■ **Task description**
Below are some records. Count the lines with "Practice" in them and give nothing but the total.

[Stored records]
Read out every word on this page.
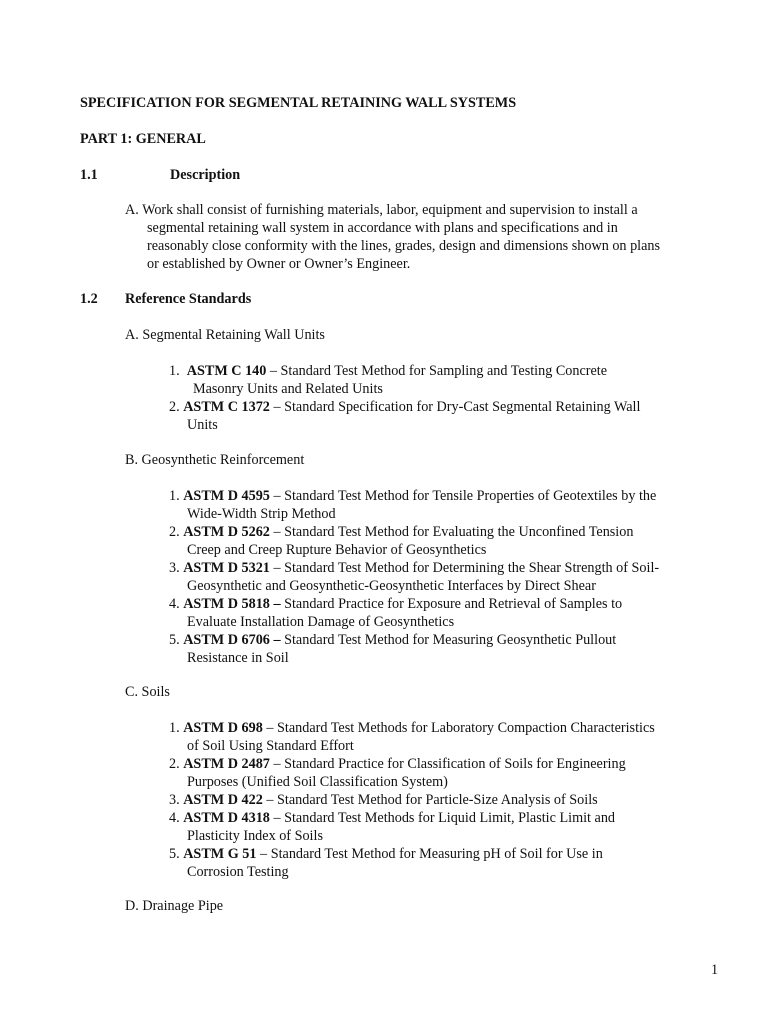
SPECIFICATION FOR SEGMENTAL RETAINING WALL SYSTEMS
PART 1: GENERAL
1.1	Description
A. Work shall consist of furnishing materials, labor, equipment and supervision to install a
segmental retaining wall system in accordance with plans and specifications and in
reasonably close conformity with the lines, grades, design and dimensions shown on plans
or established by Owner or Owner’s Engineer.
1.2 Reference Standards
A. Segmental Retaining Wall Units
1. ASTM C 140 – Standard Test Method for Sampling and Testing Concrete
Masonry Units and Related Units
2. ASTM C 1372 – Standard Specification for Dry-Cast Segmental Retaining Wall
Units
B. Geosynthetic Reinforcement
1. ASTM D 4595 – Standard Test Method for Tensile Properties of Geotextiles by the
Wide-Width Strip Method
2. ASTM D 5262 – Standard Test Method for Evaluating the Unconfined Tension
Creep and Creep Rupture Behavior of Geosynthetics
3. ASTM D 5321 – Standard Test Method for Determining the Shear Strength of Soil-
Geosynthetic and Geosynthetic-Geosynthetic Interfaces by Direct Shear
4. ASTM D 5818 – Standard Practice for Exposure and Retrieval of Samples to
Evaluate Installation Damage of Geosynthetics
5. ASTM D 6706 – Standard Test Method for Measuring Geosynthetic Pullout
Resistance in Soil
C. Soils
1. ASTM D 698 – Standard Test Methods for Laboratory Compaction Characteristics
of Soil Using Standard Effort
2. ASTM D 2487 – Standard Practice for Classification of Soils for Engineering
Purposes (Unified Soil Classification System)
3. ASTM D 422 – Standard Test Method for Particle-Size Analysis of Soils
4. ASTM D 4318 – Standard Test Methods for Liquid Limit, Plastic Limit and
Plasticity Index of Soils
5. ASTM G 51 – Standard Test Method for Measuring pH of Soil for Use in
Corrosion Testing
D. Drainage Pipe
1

■ **Answer to this exercise**
2